--- Exercise requirements ---
List all lines of the data that include the string "title".

--- Data rows ---

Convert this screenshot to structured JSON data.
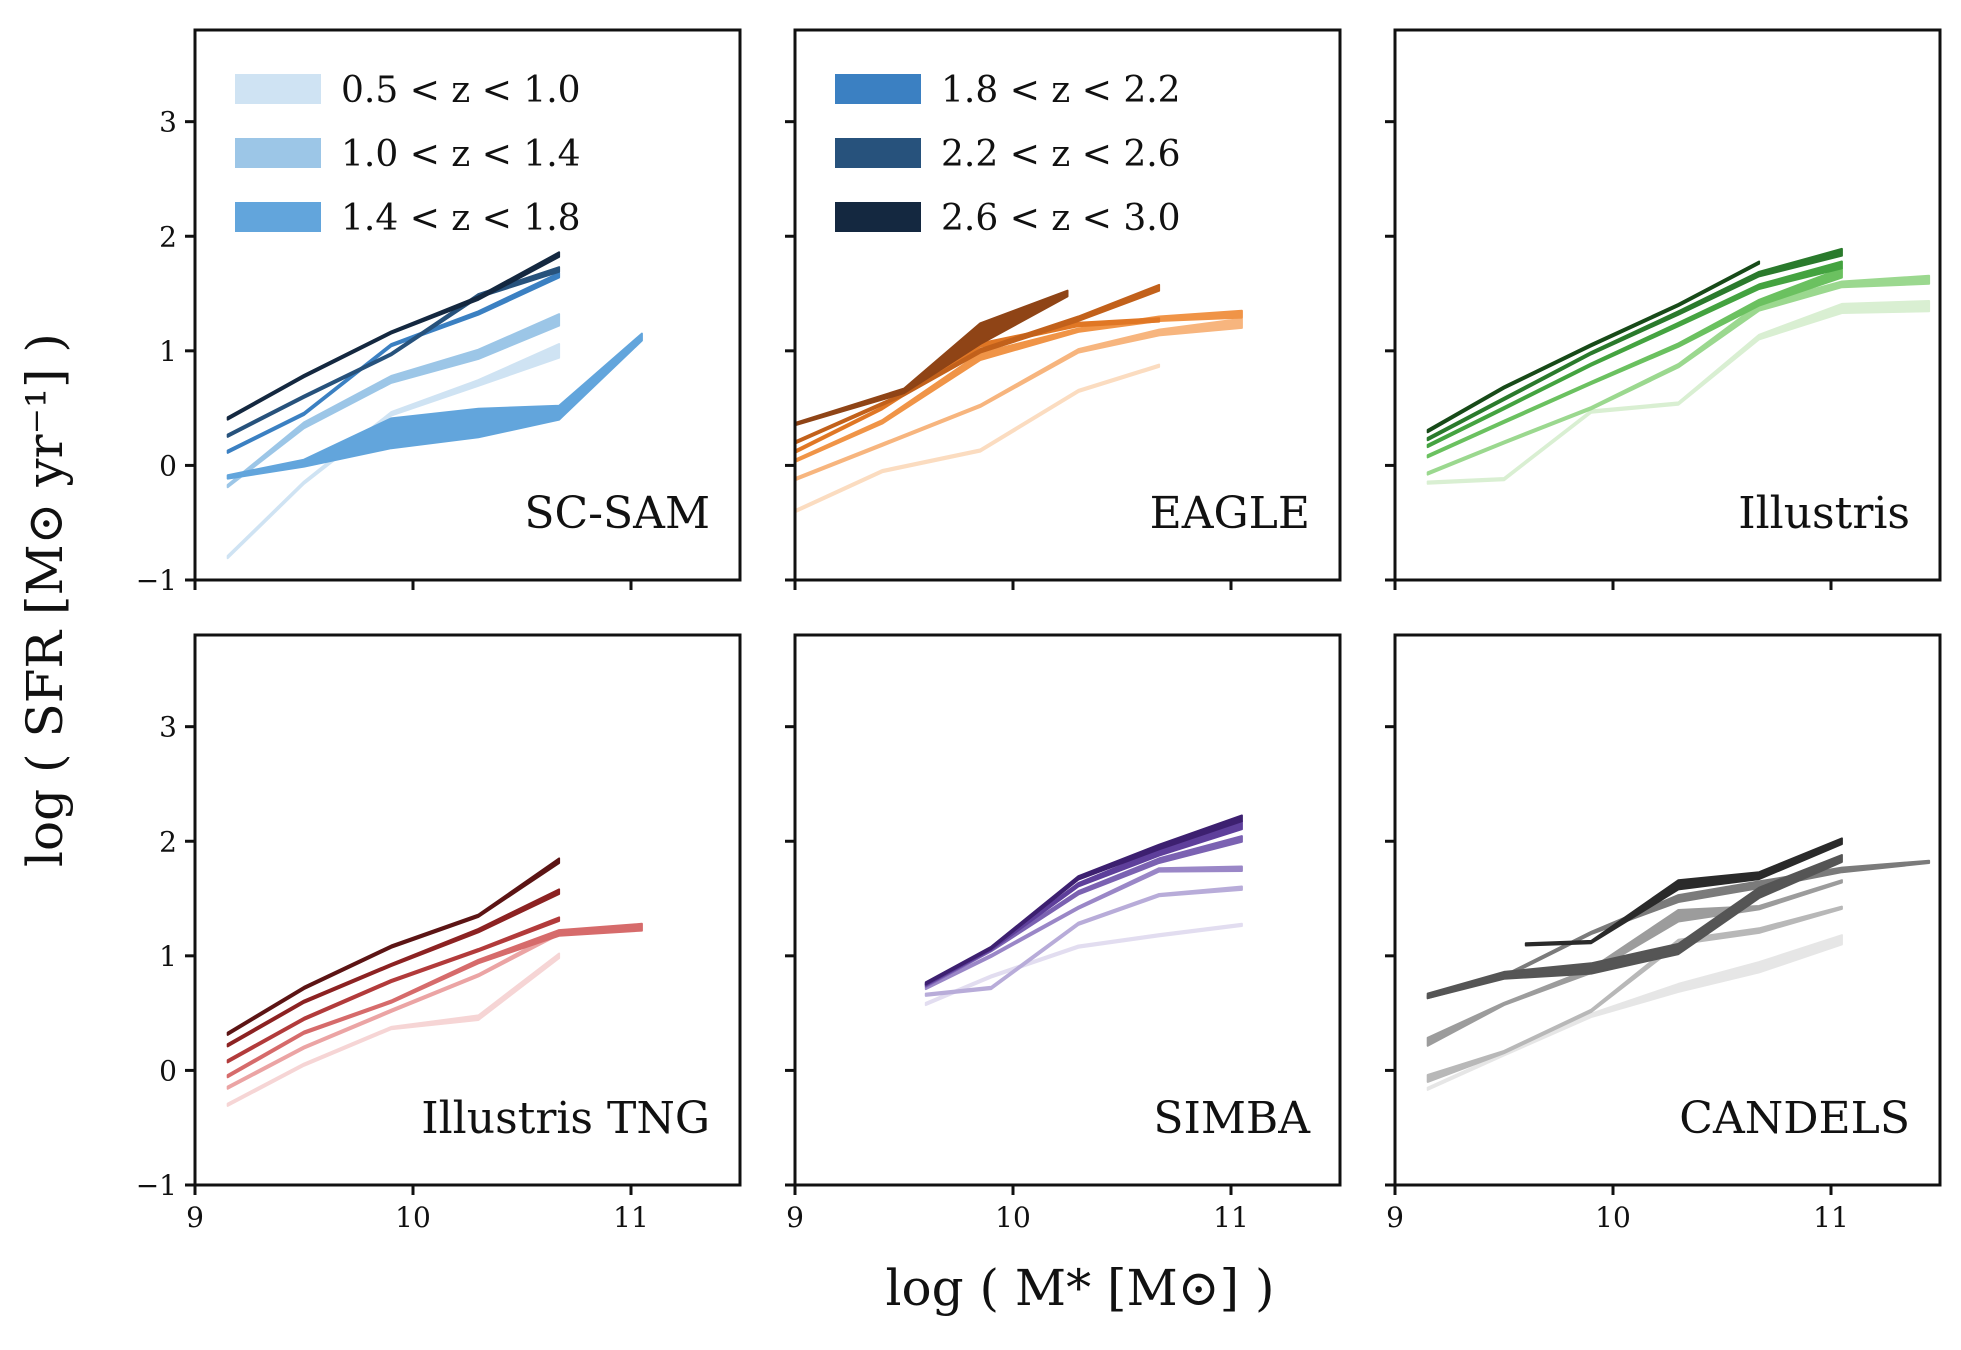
{
  "figure": {
    "xlabel": "log ( M* [M⊙] )",
    "ylabel": "log ( SFR [M⊙ yr⁻¹] )"
  },
  "legend": {
    "left": [
      {
        "label": "0.5 < z < 1.0",
        "color": "#cfe3f3"
      },
      {
        "label": "1.0 < z < 1.4",
        "color": "#9cc6e7"
      },
      {
        "label": "1.4 < z < 1.8",
        "color": "#62a5dc"
      }
    ],
    "right": [
      {
        "label": "1.8 < z < 2.2",
        "color": "#3b80c2"
      },
      {
        "label": "2.2 < z < 2.6",
        "color": "#27527c"
      },
      {
        "label": "2.6 < z < 3.0",
        "color": "#142840"
      }
    ]
  },
  "chart_data": [
    {
      "type": "line",
      "title": "SC-SAM",
      "xlabel": "",
      "ylabel": "log ( SFR [M⊙ yr⁻¹] )",
      "xlim": [
        9,
        11.5
      ],
      "ylim": [
        -1,
        3.8
      ],
      "xticks": [
        "9",
        "10",
        "11"
      ],
      "yticks": [
        "−1",
        "0",
        "1",
        "2",
        "3"
      ],
      "series": [
        {
          "name": "0.5 < z < 1.0",
          "color": "#cfe3f3",
          "x": [
            9.15,
            9.5,
            9.9,
            10.3,
            10.67
          ],
          "y": [
            -0.8,
            -0.15,
            0.45,
            0.72,
            1.0
          ],
          "width": [
            0.02,
            0.02,
            0.03,
            0.05,
            0.12
          ]
        },
        {
          "name": "1.0 < z < 1.4",
          "color": "#9cc6e7",
          "x": [
            9.15,
            9.5,
            9.9,
            10.3,
            10.67
          ],
          "y": [
            -0.18,
            0.35,
            0.75,
            0.97,
            1.27
          ],
          "width": [
            0.02,
            0.05,
            0.06,
            0.08,
            0.1
          ]
        },
        {
          "name": "1.4 < z < 1.8",
          "color": "#62a5dc",
          "x": [
            9.15,
            9.5,
            9.9,
            10.3,
            10.67,
            11.05
          ],
          "y": [
            -0.1,
            0.02,
            0.28,
            0.37,
            0.46,
            1.12
          ],
          "width": [
            0.03,
            0.06,
            0.26,
            0.25,
            0.12,
            0.06
          ]
        },
        {
          "name": "1.8 < z < 2.2",
          "color": "#3b80c2",
          "x": [
            9.15,
            9.5,
            9.9,
            10.3,
            10.67
          ],
          "y": [
            0.12,
            0.45,
            1.05,
            1.33,
            1.66
          ],
          "width": [
            0.02,
            0.02,
            0.02,
            0.03,
            0.04
          ]
        },
        {
          "name": "2.2 < z < 2.6",
          "color": "#27527c",
          "x": [
            9.15,
            9.5,
            9.9,
            10.3,
            10.67
          ],
          "y": [
            0.26,
            0.6,
            0.97,
            1.48,
            1.71
          ],
          "width": [
            0.02,
            0.02,
            0.02,
            0.03,
            0.04
          ]
        },
        {
          "name": "2.6 < z < 3.0",
          "color": "#142840",
          "x": [
            9.15,
            9.5,
            9.9,
            10.3,
            10.67
          ],
          "y": [
            0.41,
            0.78,
            1.16,
            1.46,
            1.84
          ],
          "width": [
            0.02,
            0.02,
            0.02,
            0.03,
            0.04
          ]
        }
      ]
    },
    {
      "type": "line",
      "title": "EAGLE",
      "xlabel": "",
      "ylabel": "",
      "xlim": [
        9,
        11.5
      ],
      "ylim": [
        -1,
        3.8
      ],
      "xticks": [
        "9",
        "10",
        "11"
      ],
      "yticks": [
        "−1",
        "0",
        "1",
        "2",
        "3"
      ],
      "series": [
        {
          "name": "0.5 < z < 1.0",
          "color": "#fbdcc0",
          "x": [
            9.0,
            9.4,
            9.85,
            10.3,
            10.67
          ],
          "y": [
            -0.4,
            -0.05,
            0.13,
            0.65,
            0.87
          ],
          "width": [
            0.02,
            0.02,
            0.02,
            0.02,
            0.02
          ]
        },
        {
          "name": "1.0 < z < 1.4",
          "color": "#f7b57e",
          "x": [
            9.0,
            9.4,
            9.85,
            10.3,
            10.67,
            11.05
          ],
          "y": [
            -0.12,
            0.18,
            0.52,
            1.0,
            1.16,
            1.24
          ],
          "width": [
            0.02,
            0.02,
            0.02,
            0.03,
            0.05,
            0.08
          ]
        },
        {
          "name": "1.4 < z < 1.8",
          "color": "#f09447",
          "x": [
            9.0,
            9.4,
            9.85,
            10.3,
            10.67,
            11.05
          ],
          "y": [
            0.04,
            0.38,
            0.95,
            1.18,
            1.28,
            1.32
          ],
          "width": [
            0.02,
            0.03,
            0.06,
            0.03,
            0.04,
            0.06
          ]
        },
        {
          "name": "1.8 < z < 2.2",
          "color": "#e07725",
          "x": [
            9.0,
            9.4,
            9.85,
            10.3,
            10.67
          ],
          "y": [
            0.12,
            0.5,
            1.05,
            1.23,
            1.27
          ],
          "width": [
            0.02,
            0.02,
            0.03,
            0.03,
            0.03
          ]
        },
        {
          "name": "2.2 < z < 2.6",
          "color": "#c2611b",
          "x": [
            9.0,
            9.5,
            9.85,
            10.3,
            10.67
          ],
          "y": [
            0.2,
            0.62,
            1.0,
            1.28,
            1.55
          ],
          "width": [
            0.02,
            0.02,
            0.03,
            0.04,
            0.05
          ]
        },
        {
          "name": "2.6 < z < 3.0",
          "color": "#8f4416",
          "x": [
            9.0,
            9.5,
            9.85,
            10.25
          ],
          "y": [
            0.36,
            0.65,
            1.15,
            1.5
          ],
          "width": [
            0.02,
            0.04,
            0.18,
            0.05
          ]
        }
      ]
    },
    {
      "type": "line",
      "title": "Illustris",
      "xlabel": "",
      "ylabel": "",
      "xlim": [
        9,
        11.5
      ],
      "ylim": [
        -1,
        3.8
      ],
      "xticks": [
        "9",
        "10",
        "11"
      ],
      "yticks": [
        "−1",
        "0",
        "1",
        "2",
        "3"
      ],
      "series": [
        {
          "name": "0.5 < z < 1.0",
          "color": "#d9efd2",
          "x": [
            9.15,
            9.5,
            9.9,
            10.3,
            10.67,
            11.05,
            11.45
          ],
          "y": [
            -0.15,
            -0.12,
            0.47,
            0.54,
            1.12,
            1.37,
            1.39
          ],
          "width": [
            0.02,
            0.02,
            0.02,
            0.02,
            0.04,
            0.08,
            0.09
          ]
        },
        {
          "name": "1.0 < z < 1.4",
          "color": "#9bd88f",
          "x": [
            9.15,
            9.5,
            9.9,
            10.3,
            10.67,
            11.05,
            11.45
          ],
          "y": [
            -0.07,
            0.2,
            0.5,
            0.87,
            1.38,
            1.58,
            1.62
          ],
          "width": [
            0.02,
            0.02,
            0.02,
            0.03,
            0.06,
            0.05,
            0.07
          ]
        },
        {
          "name": "1.4 < z < 1.8",
          "color": "#6bc160",
          "x": [
            9.15,
            9.5,
            9.9,
            10.3,
            10.67,
            11.05
          ],
          "y": [
            0.08,
            0.38,
            0.72,
            1.05,
            1.42,
            1.68
          ],
          "width": [
            0.02,
            0.02,
            0.02,
            0.03,
            0.05,
            0.08
          ]
        },
        {
          "name": "1.8 < z < 2.2",
          "color": "#44a340",
          "x": [
            9.15,
            9.5,
            9.9,
            10.3,
            10.67,
            11.05
          ],
          "y": [
            0.17,
            0.5,
            0.88,
            1.23,
            1.56,
            1.75
          ],
          "width": [
            0.02,
            0.02,
            0.02,
            0.03,
            0.04,
            0.06
          ]
        },
        {
          "name": "2.2 < z < 2.6",
          "color": "#2a7a2c",
          "x": [
            9.15,
            9.5,
            9.9,
            10.3,
            10.67,
            11.05
          ],
          "y": [
            0.23,
            0.58,
            0.98,
            1.33,
            1.67,
            1.86
          ],
          "width": [
            0.02,
            0.02,
            0.02,
            0.03,
            0.04,
            0.06
          ]
        },
        {
          "name": "2.6 < z < 3.0",
          "color": "#174a18",
          "x": [
            9.15,
            9.5,
            9.9,
            10.3,
            10.67
          ],
          "y": [
            0.3,
            0.68,
            1.05,
            1.4,
            1.77
          ],
          "width": [
            0.02,
            0.02,
            0.02,
            0.02,
            0.02
          ]
        }
      ]
    },
    {
      "type": "line",
      "title": "Illustris TNG",
      "xlabel": "",
      "ylabel": "log ( SFR [M⊙ yr⁻¹] )",
      "xlim": [
        9,
        11.5
      ],
      "ylim": [
        -1,
        3.8
      ],
      "xticks": [
        "9",
        "10",
        "11"
      ],
      "yticks": [
        "−1",
        "0",
        "1",
        "2",
        "3"
      ],
      "series": [
        {
          "name": "0.5 < z < 1.0",
          "color": "#f6d5d5",
          "x": [
            9.15,
            9.5,
            9.9,
            10.3,
            10.67
          ],
          "y": [
            -0.3,
            0.05,
            0.37,
            0.46,
            1.0
          ],
          "width": [
            0.02,
            0.02,
            0.02,
            0.04,
            0.04
          ]
        },
        {
          "name": "1.0 < z < 1.4",
          "color": "#eba4a4",
          "x": [
            9.15,
            9.5,
            9.9,
            10.3,
            10.67
          ],
          "y": [
            -0.15,
            0.2,
            0.52,
            0.83,
            1.2
          ],
          "width": [
            0.02,
            0.02,
            0.02,
            0.02,
            0.03
          ]
        },
        {
          "name": "1.4 < z < 1.8",
          "color": "#d66b6b",
          "x": [
            9.15,
            9.5,
            9.9,
            10.3,
            10.67,
            11.05
          ],
          "y": [
            -0.05,
            0.33,
            0.6,
            0.95,
            1.2,
            1.25
          ],
          "width": [
            0.02,
            0.02,
            0.02,
            0.03,
            0.05,
            0.06
          ]
        },
        {
          "name": "1.8 < z < 2.2",
          "color": "#b23b3b",
          "x": [
            9.15,
            9.5,
            9.9,
            10.3,
            10.67
          ],
          "y": [
            0.08,
            0.45,
            0.78,
            1.05,
            1.32
          ],
          "width": [
            0.02,
            0.02,
            0.02,
            0.02,
            0.03
          ]
        },
        {
          "name": "2.2 < z < 2.6",
          "color": "#8c2222",
          "x": [
            9.15,
            9.5,
            9.9,
            10.3,
            10.67
          ],
          "y": [
            0.22,
            0.6,
            0.92,
            1.22,
            1.56
          ],
          "width": [
            0.02,
            0.02,
            0.02,
            0.03,
            0.04
          ]
        },
        {
          "name": "2.6 < z < 3.0",
          "color": "#5c1414",
          "x": [
            9.15,
            9.5,
            9.9,
            10.3,
            10.67
          ],
          "y": [
            0.32,
            0.72,
            1.08,
            1.35,
            1.83
          ],
          "width": [
            0.02,
            0.02,
            0.02,
            0.02,
            0.04
          ]
        }
      ]
    },
    {
      "type": "line",
      "title": "SIMBA",
      "xlabel": "log ( M* [M⊙] )",
      "ylabel": "",
      "xlim": [
        9,
        11.5
      ],
      "ylim": [
        -1,
        3.8
      ],
      "xticks": [
        "9",
        "10",
        "11"
      ],
      "yticks": [
        "−1",
        "0",
        "1",
        "2",
        "3"
      ],
      "series": [
        {
          "name": "0.5 < z < 1.0",
          "color": "#e2ddf0",
          "x": [
            9.6,
            9.9,
            10.3,
            10.67,
            11.05
          ],
          "y": [
            0.58,
            0.82,
            1.08,
            1.18,
            1.27
          ],
          "width": [
            0.02,
            0.02,
            0.02,
            0.02,
            0.02
          ]
        },
        {
          "name": "1.0 < z < 1.4",
          "color": "#b8acd9",
          "x": [
            9.6,
            9.9,
            10.3,
            10.67,
            11.05
          ],
          "y": [
            0.66,
            0.72,
            1.28,
            1.53,
            1.59
          ],
          "width": [
            0.02,
            0.02,
            0.02,
            0.02,
            0.03
          ]
        },
        {
          "name": "1.4 < z < 1.8",
          "color": "#9a87c7",
          "x": [
            9.6,
            9.9,
            10.3,
            10.67,
            11.05
          ],
          "y": [
            0.72,
            1.0,
            1.42,
            1.75,
            1.76
          ],
          "width": [
            0.02,
            0.02,
            0.02,
            0.03,
            0.04
          ]
        },
        {
          "name": "1.8 < z < 2.2",
          "color": "#7b62b2",
          "x": [
            9.6,
            9.9,
            10.3,
            10.67,
            11.05
          ],
          "y": [
            0.74,
            1.05,
            1.55,
            1.83,
            2.02
          ],
          "width": [
            0.02,
            0.02,
            0.03,
            0.04,
            0.05
          ]
        },
        {
          "name": "2.2 < z < 2.6",
          "color": "#5e3f9b",
          "x": [
            9.6,
            9.9,
            10.3,
            10.67,
            11.05
          ],
          "y": [
            0.75,
            1.06,
            1.62,
            1.9,
            2.14
          ],
          "width": [
            0.02,
            0.02,
            0.03,
            0.05,
            0.07
          ]
        },
        {
          "name": "2.6 < z < 3.0",
          "color": "#3d2070",
          "x": [
            9.6,
            9.9,
            10.3,
            10.67,
            11.05
          ],
          "y": [
            0.76,
            1.07,
            1.68,
            1.95,
            2.2
          ],
          "width": [
            0.02,
            0.02,
            0.03,
            0.04,
            0.05
          ]
        }
      ]
    },
    {
      "type": "line",
      "title": "CANDELS",
      "xlabel": "",
      "ylabel": "",
      "xlim": [
        9,
        11.5
      ],
      "ylim": [
        -1,
        3.8
      ],
      "xticks": [
        "9",
        "10",
        "11"
      ],
      "yticks": [
        "−1",
        "0",
        "1",
        "2",
        "3"
      ],
      "series": [
        {
          "name": "0.5 < z < 1.0",
          "color": "#e6e6e6",
          "x": [
            9.15,
            9.5,
            9.9,
            10.3,
            10.67,
            11.05
          ],
          "y": [
            -0.16,
            0.14,
            0.48,
            0.72,
            0.9,
            1.14
          ],
          "width": [
            0.02,
            0.02,
            0.03,
            0.07,
            0.09,
            0.08
          ]
        },
        {
          "name": "1.0 < z < 1.4",
          "color": "#b8b8b8",
          "x": [
            9.15,
            9.5,
            9.9,
            10.3,
            10.67,
            11.05
          ],
          "y": [
            -0.07,
            0.16,
            0.52,
            1.12,
            1.22,
            1.42
          ],
          "width": [
            0.06,
            0.02,
            0.02,
            0.04,
            0.04,
            0.02
          ]
        },
        {
          "name": "1.4 < z < 1.8",
          "color": "#9c9c9c",
          "x": [
            9.15,
            9.5,
            9.9,
            10.3,
            10.67,
            11.05
          ],
          "y": [
            0.25,
            0.58,
            0.87,
            1.35,
            1.42,
            1.65
          ],
          "width": [
            0.07,
            0.02,
            0.04,
            0.1,
            0.03,
            0.02
          ]
        },
        {
          "name": "1.8 < z < 2.2",
          "color": "#7b7b7b",
          "x": [
            9.15,
            9.5,
            9.9,
            10.3,
            10.67,
            11.05,
            11.45
          ],
          "y": [
            0.64,
            0.82,
            1.2,
            1.5,
            1.62,
            1.75,
            1.82
          ],
          "width": [
            0.02,
            0.02,
            0.02,
            0.06,
            0.06,
            0.04,
            0.02
          ]
        },
        {
          "name": "2.2 < z < 2.6",
          "color": "#555555",
          "x": [
            9.15,
            9.5,
            9.9,
            10.3,
            10.67,
            11.05
          ],
          "y": [
            0.65,
            0.83,
            0.89,
            1.06,
            1.55,
            1.85
          ],
          "width": [
            0.04,
            0.06,
            0.09,
            0.09,
            0.09,
            0.06
          ]
        },
        {
          "name": "2.6 < z < 3.0",
          "color": "#2a2a2a",
          "x": [
            9.6,
            9.9,
            10.3,
            10.67,
            11.05
          ],
          "y": [
            1.1,
            1.12,
            1.62,
            1.7,
            2.0
          ],
          "width": [
            0.02,
            0.02,
            0.08,
            0.06,
            0.05
          ]
        }
      ]
    }
  ]
}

--- Finished task ---
      "title": "SC-SAM",
      "title": "EAGLE",
      "title": "Illustris",
      "title": "Illustris TNG",
      "title": "SIMBA",
      "title": "CANDELS",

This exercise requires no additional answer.